§ Task objective: What you return must match the data below exactly, minus any pictures.

(Dataset records begins)

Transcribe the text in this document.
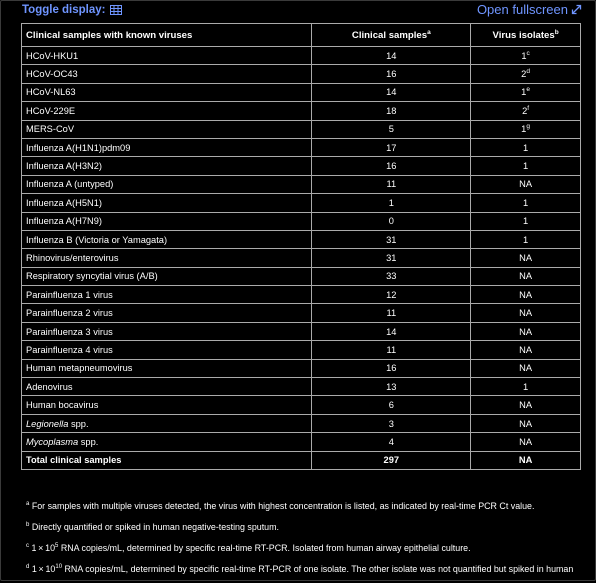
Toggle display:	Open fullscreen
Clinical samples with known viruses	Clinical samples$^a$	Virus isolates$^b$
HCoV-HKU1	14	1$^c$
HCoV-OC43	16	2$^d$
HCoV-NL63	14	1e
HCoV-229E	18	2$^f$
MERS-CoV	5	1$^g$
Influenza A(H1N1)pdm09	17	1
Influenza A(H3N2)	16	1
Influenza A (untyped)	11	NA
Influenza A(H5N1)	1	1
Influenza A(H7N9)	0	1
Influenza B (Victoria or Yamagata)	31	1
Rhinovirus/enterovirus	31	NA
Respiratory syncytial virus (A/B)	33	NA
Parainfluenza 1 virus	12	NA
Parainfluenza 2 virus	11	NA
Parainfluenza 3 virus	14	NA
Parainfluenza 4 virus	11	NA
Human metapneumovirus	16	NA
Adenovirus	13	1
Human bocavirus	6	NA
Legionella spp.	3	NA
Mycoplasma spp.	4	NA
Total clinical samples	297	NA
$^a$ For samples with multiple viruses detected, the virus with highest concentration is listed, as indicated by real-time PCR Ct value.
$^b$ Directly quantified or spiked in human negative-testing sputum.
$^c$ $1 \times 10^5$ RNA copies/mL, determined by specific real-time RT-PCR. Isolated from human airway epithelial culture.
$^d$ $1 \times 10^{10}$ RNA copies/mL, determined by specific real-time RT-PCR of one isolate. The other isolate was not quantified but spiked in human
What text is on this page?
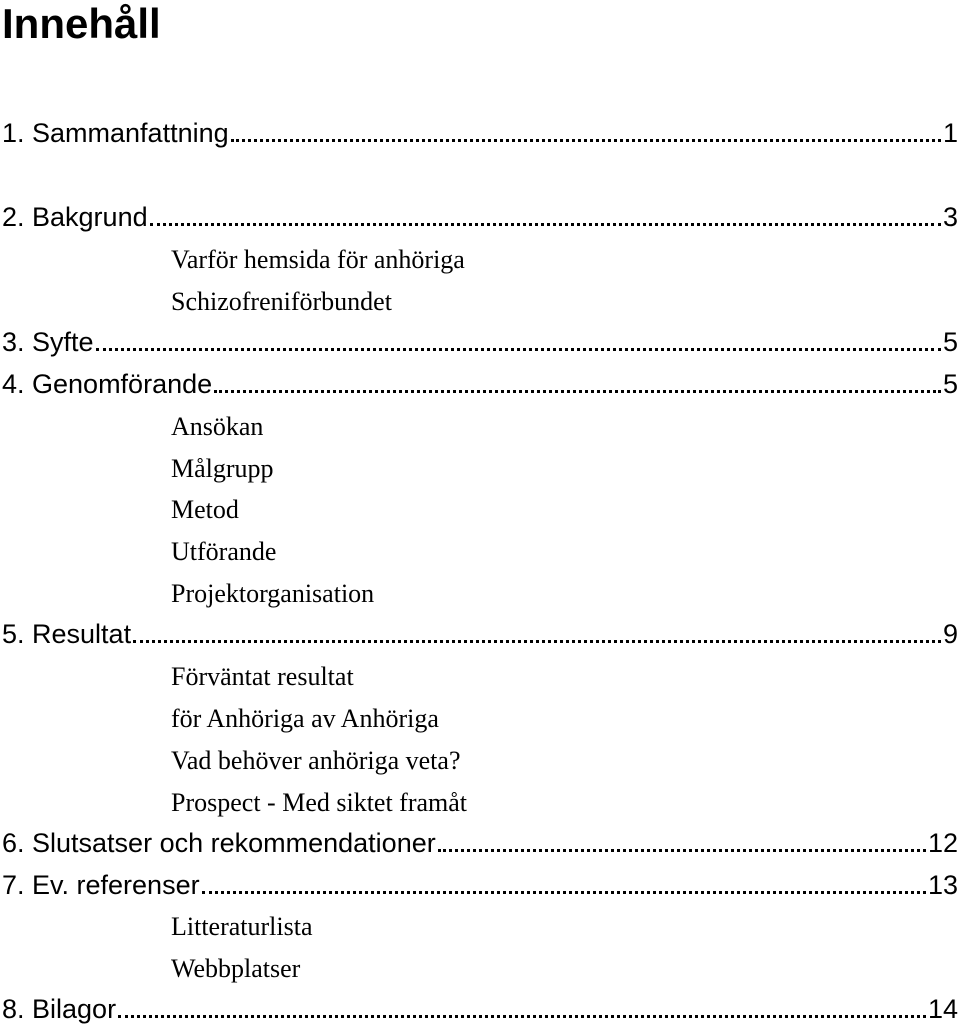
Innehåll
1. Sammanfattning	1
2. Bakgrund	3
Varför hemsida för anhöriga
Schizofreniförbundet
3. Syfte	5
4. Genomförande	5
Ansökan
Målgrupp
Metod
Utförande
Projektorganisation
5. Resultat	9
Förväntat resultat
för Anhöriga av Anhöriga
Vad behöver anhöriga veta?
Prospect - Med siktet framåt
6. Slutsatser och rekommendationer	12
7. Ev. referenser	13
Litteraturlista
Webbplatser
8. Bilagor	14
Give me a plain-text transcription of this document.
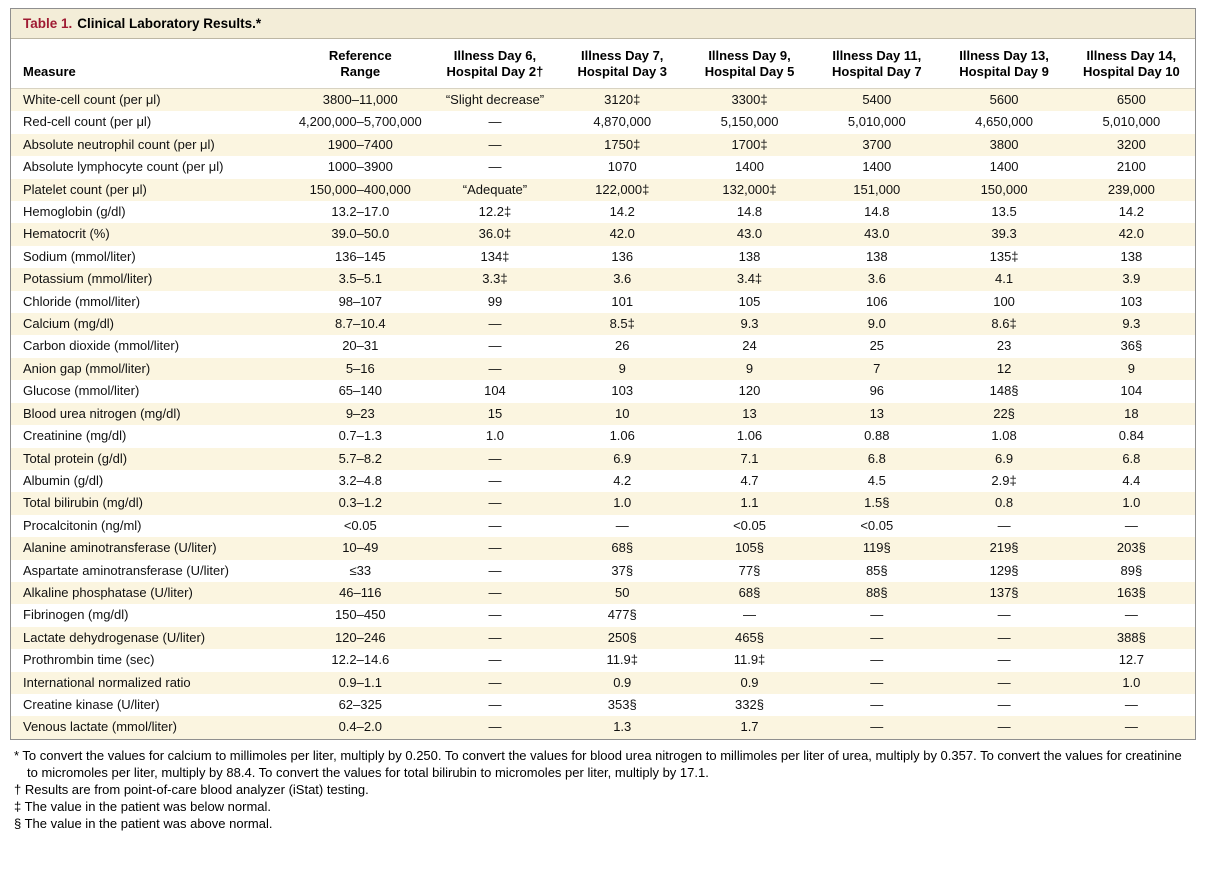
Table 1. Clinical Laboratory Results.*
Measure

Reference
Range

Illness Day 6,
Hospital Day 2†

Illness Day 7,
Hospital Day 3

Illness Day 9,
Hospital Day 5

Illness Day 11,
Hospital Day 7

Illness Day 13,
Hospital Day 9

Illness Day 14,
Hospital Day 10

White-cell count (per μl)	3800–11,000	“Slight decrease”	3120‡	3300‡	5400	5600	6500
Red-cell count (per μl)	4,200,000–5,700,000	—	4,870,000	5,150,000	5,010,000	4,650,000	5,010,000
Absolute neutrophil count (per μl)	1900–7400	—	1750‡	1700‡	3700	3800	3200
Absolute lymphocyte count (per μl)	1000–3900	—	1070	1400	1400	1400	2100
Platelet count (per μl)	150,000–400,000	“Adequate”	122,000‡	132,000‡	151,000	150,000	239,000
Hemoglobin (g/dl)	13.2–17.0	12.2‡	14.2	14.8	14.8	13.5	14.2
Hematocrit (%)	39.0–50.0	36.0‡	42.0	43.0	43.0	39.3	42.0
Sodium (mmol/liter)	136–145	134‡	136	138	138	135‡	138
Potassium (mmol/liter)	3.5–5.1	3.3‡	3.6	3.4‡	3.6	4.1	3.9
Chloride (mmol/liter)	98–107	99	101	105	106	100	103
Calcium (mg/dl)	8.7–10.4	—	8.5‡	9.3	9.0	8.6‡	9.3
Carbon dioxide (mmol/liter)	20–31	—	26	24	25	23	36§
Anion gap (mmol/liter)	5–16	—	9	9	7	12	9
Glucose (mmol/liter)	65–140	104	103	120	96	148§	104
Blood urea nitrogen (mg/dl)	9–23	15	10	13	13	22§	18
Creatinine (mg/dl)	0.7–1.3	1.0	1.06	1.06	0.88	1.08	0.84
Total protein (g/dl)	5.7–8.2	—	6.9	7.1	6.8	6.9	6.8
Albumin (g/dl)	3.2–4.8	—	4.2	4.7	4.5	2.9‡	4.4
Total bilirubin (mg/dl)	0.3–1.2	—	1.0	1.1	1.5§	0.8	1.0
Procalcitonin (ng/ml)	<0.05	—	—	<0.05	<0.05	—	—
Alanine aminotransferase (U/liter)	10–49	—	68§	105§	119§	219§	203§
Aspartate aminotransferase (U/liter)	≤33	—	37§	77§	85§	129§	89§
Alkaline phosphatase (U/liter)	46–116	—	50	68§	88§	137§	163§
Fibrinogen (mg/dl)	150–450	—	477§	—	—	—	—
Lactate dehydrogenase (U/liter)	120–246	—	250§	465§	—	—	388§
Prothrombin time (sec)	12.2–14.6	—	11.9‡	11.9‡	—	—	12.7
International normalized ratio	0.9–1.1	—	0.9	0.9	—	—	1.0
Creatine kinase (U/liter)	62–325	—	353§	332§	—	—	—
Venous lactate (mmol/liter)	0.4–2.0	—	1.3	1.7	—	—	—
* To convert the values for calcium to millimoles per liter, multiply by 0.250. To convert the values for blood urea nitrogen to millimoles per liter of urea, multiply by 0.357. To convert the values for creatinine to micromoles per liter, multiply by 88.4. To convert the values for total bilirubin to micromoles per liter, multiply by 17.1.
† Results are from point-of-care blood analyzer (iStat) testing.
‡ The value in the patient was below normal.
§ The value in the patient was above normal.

(Dataset records ends)

§ Response to the exercise:
Transcribe the text in this document.
Toggle display:	Open fullscreen
Clinical samples with known viruses	Clinical samples$^a$	Virus isolates$^b$
HCoV-HKU1	14	1$^c$
HCoV-OC43	16	2$^d$
HCoV-NL63	14	1e
HCoV-229E	18	2$^f$
MERS-CoV	5	1$^g$
Influenza A(H1N1)pdm09	17	1
Influenza A(H3N2)	16	1
Influenza A (untyped)	11	NA
Influenza A(H5N1)	1	1
Influenza A(H7N9)	0	1
Influenza B (Victoria or Yamagata)	31	1
Rhinovirus/enterovirus	31	NA
Respiratory syncytial virus (A/B)	33	NA
Parainfluenza 1 virus	12	NA
Parainfluenza 2 virus	11	NA
Parainfluenza 3 virus	14	NA
Parainfluenza 4 virus	11	NA
Human metapneumovirus	16	NA
Adenovirus	13	1
Human bocavirus	6	NA
Legionella spp.	3	NA
Mycoplasma spp.	4	NA
Total clinical samples	297	NA
$^a$ For samples with multiple viruses detected, the virus with highest concentration is listed, as indicated by real-time PCR Ct value.
$^b$ Directly quantified or spiked in human negative-testing sputum.
$^c$ $1 \times 10^5$ RNA copies/mL, determined by specific real-time RT-PCR. Isolated from human airway epithelial culture.
$^d$ $1 \times 10^{10}$ RNA copies/mL, determined by specific real-time RT-PCR of one isolate. The other isolate was not quantified but spiked in human
What text is on this page?
Innehåll
1. Sammanfattning	1
2. Bakgrund	3
Varför hemsida för anhöriga
Schizofreniförbundet
3. Syfte	5
4. Genomförande	5
Ansökan
Målgrupp
Metod
Utförande
Projektorganisation
5. Resultat	9
Förväntat resultat
för Anhöriga av Anhöriga
Vad behöver anhöriga veta?
Prospect - Med siktet framåt
6. Slutsatser och rekommendationer	12
7. Ev. referenser	13
Litteraturlista
Webbplatser
8. Bilagor	14
Give me a plain-text transcription of this document.
Table 1. Clinical Laboratory Results.*
Measure

Reference
Range

Illness Day 6,
Hospital Day 2†

Illness Day 7,
Hospital Day 3

Illness Day 9,
Hospital Day 5

Illness Day 11,
Hospital Day 7

Illness Day 13,
Hospital Day 9

Illness Day 14,
Hospital Day 10

White-cell count (per μl)	3800–11,000	“Slight decrease”	3120‡	3300‡	5400	5600	6500
Red-cell count (per μl)	4,200,000–5,700,000	—	4,870,000	5,150,000	5,010,000	4,650,000	5,010,000
Absolute neutrophil count (per μl)	1900–7400	—	1750‡	1700‡	3700	3800	3200
Absolute lymphocyte count (per μl)	1000–3900	—	1070	1400	1400	1400	2100
Platelet count (per μl)	150,000–400,000	“Adequate”	122,000‡	132,000‡	151,000	150,000	239,000
Hemoglobin (g/dl)	13.2–17.0	12.2‡	14.2	14.8	14.8	13.5	14.2
Hematocrit (%)	39.0–50.0	36.0‡	42.0	43.0	43.0	39.3	42.0
Sodium (mmol/liter)	136–145	134‡	136	138	138	135‡	138
Potassium (mmol/liter)	3.5–5.1	3.3‡	3.6	3.4‡	3.6	4.1	3.9
Chloride (mmol/liter)	98–107	99	101	105	106	100	103
Calcium (mg/dl)	8.7–10.4	—	8.5‡	9.3	9.0	8.6‡	9.3
Carbon dioxide (mmol/liter)	20–31	—	26	24	25	23	36§
Anion gap (mmol/liter)	5–16	—	9	9	7	12	9
Glucose (mmol/liter)	65–140	104	103	120	96	148§	104
Blood urea nitrogen (mg/dl)	9–23	15	10	13	13	22§	18
Creatinine (mg/dl)	0.7–1.3	1.0	1.06	1.06	0.88	1.08	0.84
Total protein (g/dl)	5.7–8.2	—	6.9	7.1	6.8	6.9	6.8
Albumin (g/dl)	3.2–4.8	—	4.2	4.7	4.5	2.9‡	4.4
Total bilirubin (mg/dl)	0.3–1.2	—	1.0	1.1	1.5§	0.8	1.0
Procalcitonin (ng/ml)	<0.05	—	—	<0.05	<0.05	—	—
Alanine aminotransferase (U/liter)	10–49	—	68§	105§	119§	219§	203§
Aspartate aminotransferase (U/liter)	≤33	—	37§	77§	85§	129§	89§
Alkaline phosphatase (U/liter)	46–116	—	50	68§	88§	137§	163§
Fibrinogen (mg/dl)	150–450	—	477§	—	—	—	—
Lactate dehydrogenase (U/liter)	120–246	—	250§	465§	—	—	388§
Prothrombin time (sec)	12.2–14.6	—	11.9‡	11.9‡	—	—	12.7
International normalized ratio	0.9–1.1	—	0.9	0.9	—	—	1.0
Creatine kinase (U/liter)	62–325	—	353§	332§	—	—	—
Venous lactate (mmol/liter)	0.4–2.0	—	1.3	1.7	—	—	—
* To convert the values for calcium to millimoles per liter, multiply by 0.250. To convert the values for blood urea nitrogen to millimoles per liter of urea, multiply by 0.357. To convert the values for creatinine to micromoles per liter, multiply by 88.4. To convert the values for total bilirubin to micromoles per liter, multiply by 17.1.
† Results are from point-of-care blood analyzer (iStat) testing.
‡ The value in the patient was below normal.
§ The value in the patient was above normal.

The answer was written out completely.